-- Task statement --
Copy out all the lines where "violencia" shows up.

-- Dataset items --
------------------------------------
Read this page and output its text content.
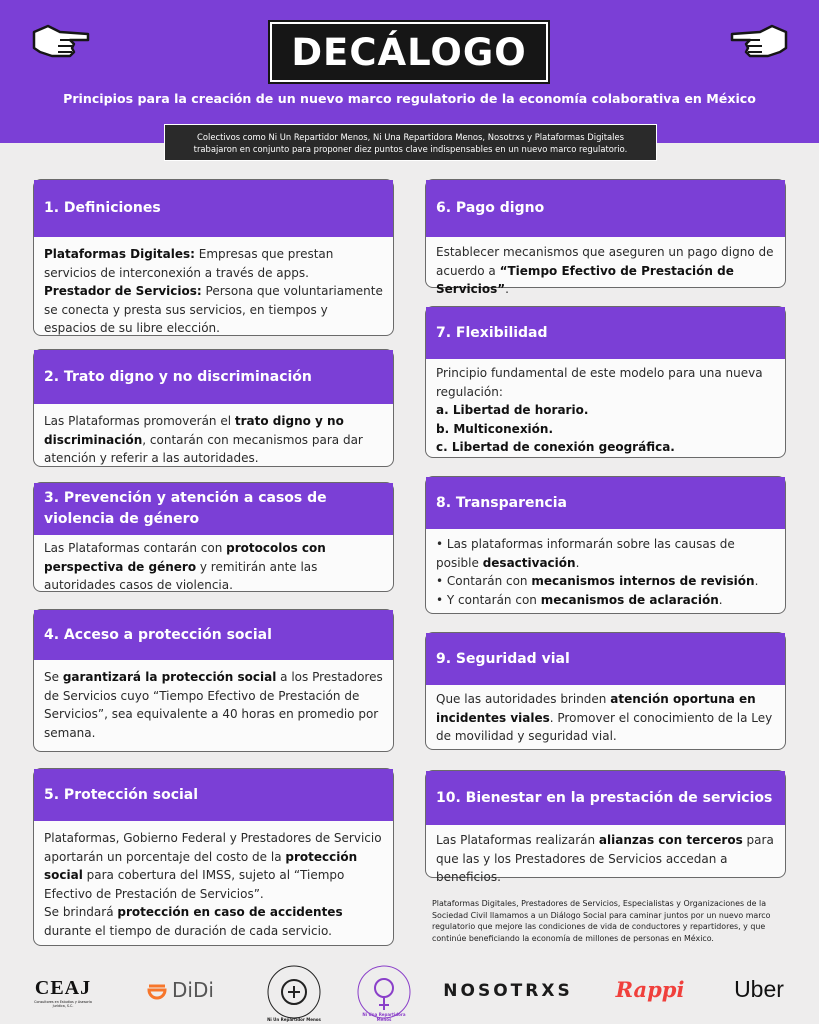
DECÁLOGO
Principios para la creación de un nuevo marco regulatorio de la economía colaborativa en México
Colectivos como Ni Un Repartidor Menos, Ni Una Repartidora Menos, Nosotrxs y Plataformas Digitales
trabajaron en conjunto para proponer diez puntos clave indispensables en un nuevo marco regulatorio.
1. Definiciones
Plataformas Digitales: Empresas que prestan servicios de interconexión a través de apps.
Prestador de Servicios: Persona que voluntariamente se conecta y presta sus servicios, en tiempos y espacios de su libre elección.
2. Trato digno y no discriminación
Las Plataformas promoverán el trato digno y no discriminación, contarán con mecanismos para dar atención y referir a las autoridades.
3. Prevención y atención a casos de
violencia de género
Las Plataformas contarán con protocolos con perspectiva de género y remitirán ante las autoridades casos de violencia.
4. Acceso a protección social
Se garantizará la protección social a los Prestadores de Servicios cuyo “Tiempo Efectivo de Prestación de Servicios”, sea equivalente a 40 horas en promedio por semana.
5. Protección social
Plataformas, Gobierno Federal y Prestadores de Servicio aportarán un porcentaje del costo de la protección social para cobertura del IMSS, sujeto al “Tiempo Efectivo de Prestación de Servicios”.
Se brindará protección en caso de accidentes durante el tiempo de duración de cada servicio.
6. Pago digno
Establecer mecanismos que aseguren un pago digno de acuerdo a “Tiempo Efectivo de Prestación de Servicios”.
7. Flexibilidad
Principio fundamental de este modelo para una nueva regulación:

a. Libertad de horario.
b. Multiconexión.
c. Libertad de conexión geográfica.
8. Transparencia
• Las plataformas informarán sobre las causas de posible desactivación.
• Contarán con mecanismos internos de revisión.
• Y contarán con mecanismos de aclaración.
9. Seguridad vial
Que las autoridades brinden atención oportuna en incidentes viales. Promover el conocimiento de la Ley de movilidad y seguridad vial.
10. Bienestar en la prestación de servicios
Las Plataformas realizarán alianzas con terceros para que las y los Prestadores de Servicios accedan a beneficios.
Plataformas Digitales, Prestadores de Servicios, Especialistas y Organizaciones de la Sociedad Civil llamamos a un Diálogo Social para caminar juntos por un nuevo marco regulatorio que mejore las condiciones de vida de conductores y repartidores, y que continúe beneficiando la economía de millones de personas en México.
CEAJ
Consultores en Estudios y Asesoría Jurídica, S.C.
DiDi
Ni Un Repartidor Menos
Ni Una Repartidora Menos
NOSOTRXS Rappi Uber
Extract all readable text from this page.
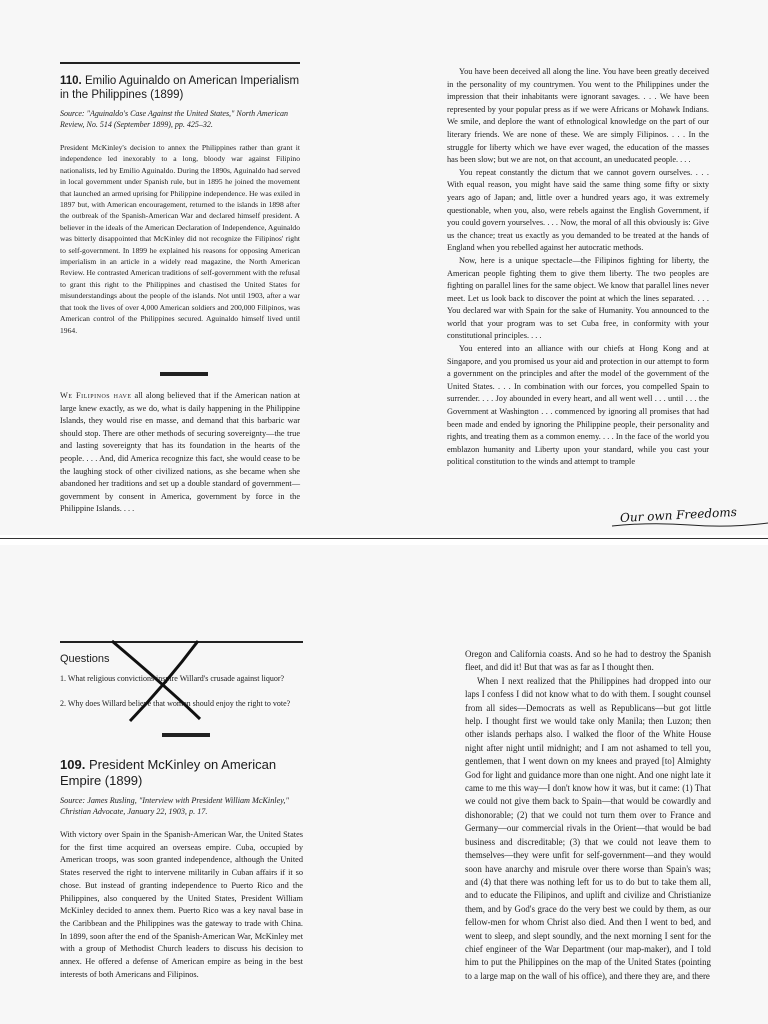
110. Emilio Aguinaldo on American Imperialism in the Philippines (1899)

Source: "Aguinaldo's Case Against the United States," North American Review, No. 514 (September 1899), pp. 425–32.

President McKinley's decision to annex the Philippines rather than grant it independence led inexorably to a long, bloody war against Filipino nationalists, led by Emilio Aguinaldo. During the 1890s, Aguinaldo had served in local government under Spanish rule, but in 1895 he joined the movement that launched an armed uprising for Philippine independence. He was exiled in 1897 but, with American encouragement, returned to the islands in 1898 after the outbreak of the Spanish-American War and declared himself president. A believer in the ideals of the American Declaration of Independence, Aguinaldo was bitterly disappointed that McKinley did not recognize the Filipinos' right to self-government. In 1899 he explained his reasons for opposing American imperialism in an article in a widely read magazine, the North American Review. He contrasted American traditions of self-government with the refusal to grant this right to the Philippines and chastised the United States for misunderstandings about the people of the islands. Not until 1903, after a war that took the lives of over 4,000 American soldiers and 200,000 Filipinos, was American control of the Philippines secured. Aguinaldo himself lived until 1964.

We Filipinos have all along believed that if the American nation at large knew exactly, as we do, what is daily happening in the Philippine Islands, they would rise en masse, and demand that this barbaric war should stop. There are other methods of securing sovereignty—the true and lasting sovereignty that has its foundation in the hearts of the people. . . . And, did America recognize this fact, she would cease to be the laughing stock of other civilized nations, as she became when she abandoned her traditions and set up a double standard of government—government by consent in America, government by force in the Philippine Islands. . . .

You have been deceived all along the line. You have been greatly deceived in the personality of my countrymen. You went to the Philippines under the impression that their inhabitants were ignorant savages. . . . We have been represented by your popular press as if we were Africans or Mohawk Indians. We smile, and deplore the want of ethnological knowledge on the part of our literary friends. We are none of these. We are simply Filipinos. . . . In the struggle for liberty which we have ever waged, the education of the masses has been slow; but we are not, on that account, an uneducated people. . . .

You repeat constantly the dictum that we cannot govern ourselves. . . . With equal reason, you might have said the same thing some fifty or sixty years ago of Japan; and, little over a hundred years ago, it was extremely questionable, when you, also, were rebels against the English Government, if you could govern yourselves. . . . Now, the moral of all this obviously is: Give us the chance; treat us exactly as you demanded to be treated at the hands of England when you rebelled against her autocratic methods.

Now, here is a unique spectacle—the Filipinos fighting for liberty, the American people fighting them to give them liberty. The two peoples are fighting on parallel lines for the same object. We know that parallel lines never meet. Let us look back to discover the point at which the lines separated. . . . You declared war with Spain for the sake of Humanity. You announced to the world that your program was to set Cuba free, in conformity with your constitutional principles. . . .

You entered into an alliance with our chiefs at Hong Kong and at Singapore, and you promised us your aid and protection in our attempt to form a government on the principles and after the model of the government of the United States. . . . In combination with our forces, you compelled Spain to surrender. . . . Joy abounded in every heart, and all went well . . . until . . . the Government at Washington . . . commenced by ignoring all promises that had been made and ended by ignoring the Philippine people, their personality and rights, and treating them as a common enemy. . . . In the face of the world you emblazon humanity and Liberty upon your standard, while you cast your political constitution to the winds and attempt to trample

Our own Freedoms

Questions

1. What religious convictions inspire Willard's crusade against liquor?

2. Why does Willard believe that women should enjoy the right to vote?

109. President McKinley on American Empire (1899)

Source: James Rusling, "Interview with President William McKinley," Christian Advocate, January 22, 1903, p. 17.

With victory over Spain in the Spanish-American War, the United States for the first time acquired an overseas empire. Cuba, occupied by American troops, was soon granted independence, although the United States reserved the right to intervene militarily in Cuban affairs if it so chose. But instead of granting independence to Puerto Rico and the Philippines, also conquered by the United States, President William McKinley decided to annex them. Puerto Rico was a key naval base in the Caribbean and the Philippines was the gateway to trade with China. In 1899, soon after the end of the Spanish-American War, McKinley met with a group of Methodist Church leaders to discuss his decision to annex. He offered a defense of American empire as being in the best interests of both Americans and Filipinos.

Oregon and California coasts. And so he had to destroy the Spanish fleet, and did it! But that was as far as I thought then.

When I next realized that the Philippines had dropped into our laps I confess I did not know what to do with them. I sought counsel from all sides—Democrats as well as Republicans—but got little help. I thought first we would take only Manila; then Luzon; then other islands perhaps also. I walked the floor of the White House night after night until midnight; and I am not ashamed to tell you, gentlemen, that I went down on my knees and prayed [to] Almighty God for light and guidance more than one night. And one night late it came to me this way—I don't know how it was, but it came: (1) That we could not give them back to Spain—that would be cowardly and dishonorable; (2) that we could not turn them over to France and Germany—our commercial rivals in the Orient—that would be bad business and discreditable; (3) that we could not leave them to themselves—they were unfit for self-government—and they would soon have anarchy and misrule over there worse than Spain's was; and (4) that there was nothing left for us to do but to take them all, and to educate the Filipinos, and uplift and civilize and Christianize them, and by God's grace do the very best we could by them, as our fellow-men for whom Christ also died. And then I went to bed, and went to sleep, and slept soundly, and the next morning I sent for the chief engineer of the War Department (our map-maker), and I told him to put the Philippines on the map of the United States (pointing to a large map on the wall of his office), and there they are, and there
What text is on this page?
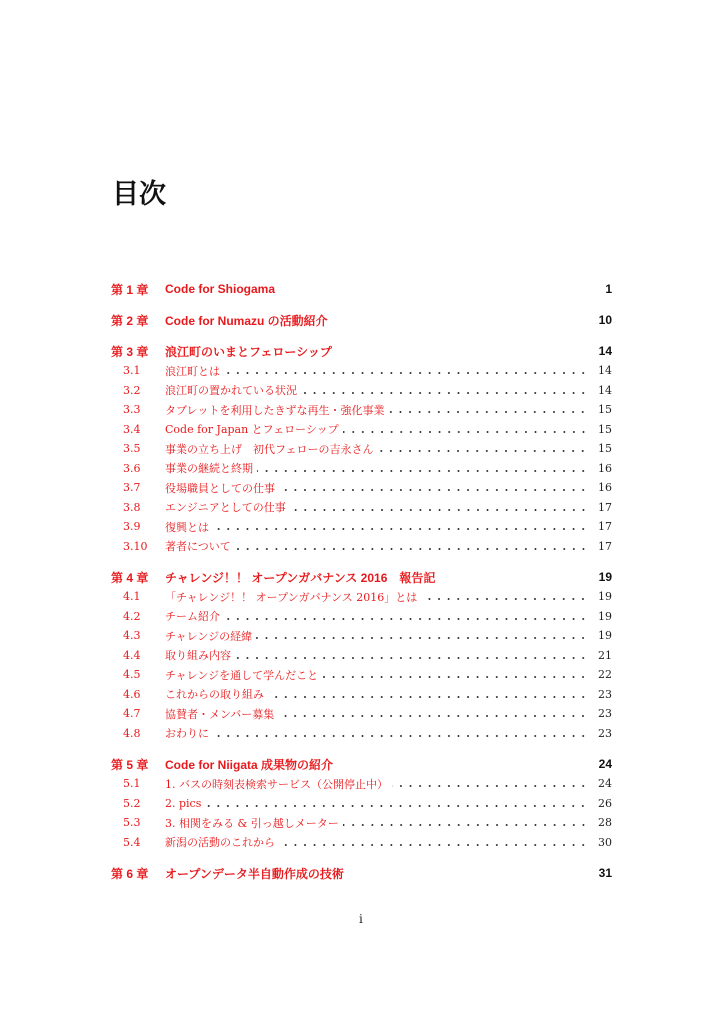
目次
第 1 章	Code for Shiogama	1
第 2 章	Code for Numazu の活動紹介	10
第 3 章	浪江町のいまとフェローシップ	14
3.1	浪江町とは	14
3.2	浪江町の置かれている状況	14
3.3	タブレットを利用したきずな再生・強化事業	15
3.4	Code for Japan とフェローシップ	15
3.5	事業の立ち上げ　初代フェローの吉永さん	15
3.6	事業の継続と終期	16
3.7	役場職員としての仕事	16
3.8	エンジニアとしての仕事	17
3.9	復興とは	17
3.10	著者について	17
第 4 章	チャレンジ！！ オープンガバナンス 2016　報告記	19
4.1	「チャレンジ！！ オープンガバナンス 2016」とは	19
4.2	チーム紹介	19
4.3	チャレンジの経緯	19
4.4	取り組み内容	21
4.5	チャレンジを通して学んだこと	22
4.6	これからの取り組み	23
4.7	協賛者・メンバー募集	23
4.8	おわりに	23
第 5 章	Code for Niigata 成果物の紹介	24
5.1	1. バスの時刻表検索サービス（公開停止中）	24
5.2	2. pics	26
5.3	3. 相関をみる & 引っ越しメーター	28
5.4	新潟の活動のこれから	30
第 6 章	オープンデータ半自動作成の技術	31
i
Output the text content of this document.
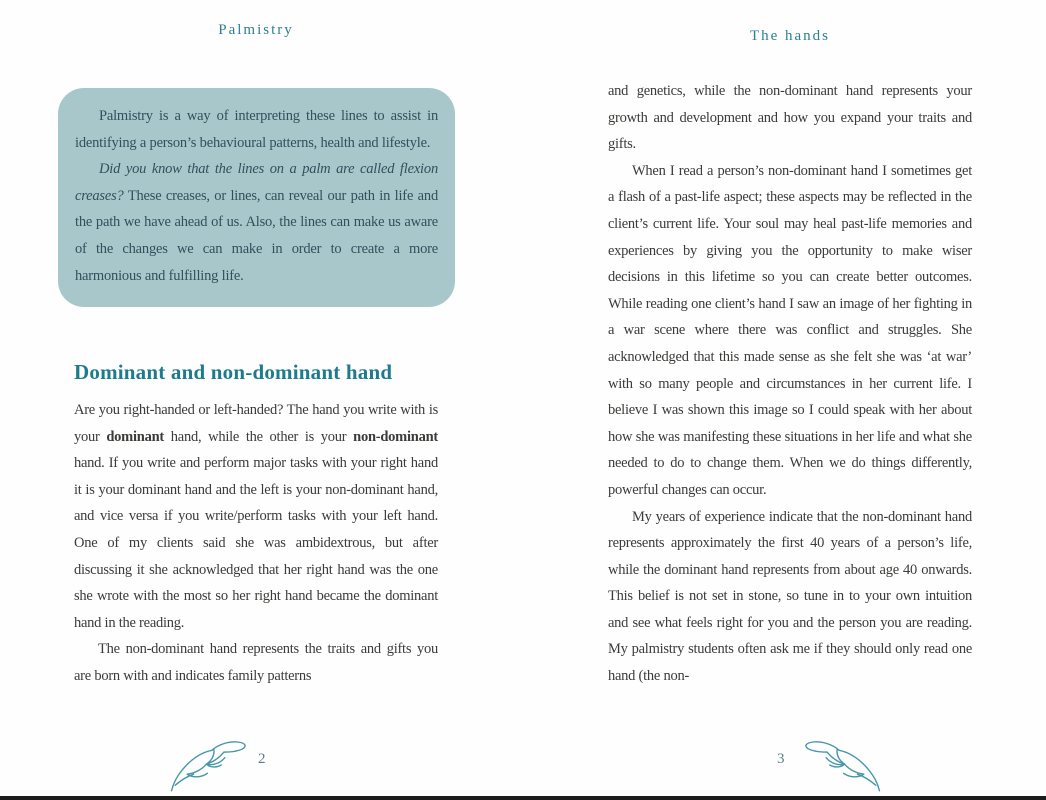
Palmistry

Palmistry is a way of interpreting these lines to assist in identifying a person’s behavioural patterns, health and lifestyle.

Did you know that the lines on a palm are called flexion creases? These creases, or lines, can reveal our path in life and the path we have ahead of us. Also, the lines can make us aware of the changes we can make in order to create a more harmonious and fulfilling life.

Dominant and non-dominant hand

Are you right-handed or left-handed? The hand you write with is your dominant hand, while the other is your non-dominant hand. If you write and perform major tasks with your right hand it is your dominant hand and the left is your non-dominant hand, and vice versa if you write/perform tasks with your left hand. One of my clients said she was ambidextrous, but after discussing it she acknowledged that her right hand was the one she wrote with the most so her right hand became the dominant hand in the reading.

The non-dominant hand represents the traits and gifts you are born with and indicates family patterns

2
The hands

and genetics, while the non-dominant hand represents your growth and development and how you expand your traits and gifts.

When I read a person’s non-dominant hand I sometimes get a flash of a past-life aspect; these aspects may be reflected in the client’s current life. Your soul may heal past-life memories and experiences by giving you the opportunity to make wiser decisions in this lifetime so you can create better outcomes. While reading one client’s hand I saw an image of her fighting in a war scene where there was conflict and struggles. She acknowledged that this made sense as she felt she was ‘at war’ with so many people and circumstances in her current life. I believe I was shown this image so I could speak with her about how she was manifesting these situations in her life and what she needed to do to change them. When we do things differently, powerful changes can occur.

My years of experience indicate that the non-dominant hand represents approximately the first 40 years of a person’s life, while the dominant hand represents from about age 40 onwards. This belief is not set in stone, so tune in to your own intuition and see what feels right for you and the person you are reading. My palmistry students often ask me if they should only read one hand (the non-

3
------------------------------------
-- Written solution --
violencia de género
Las Plataformas contarán con protocolos con perspectiva de género y remitirán ante las autoridades casos de violencia.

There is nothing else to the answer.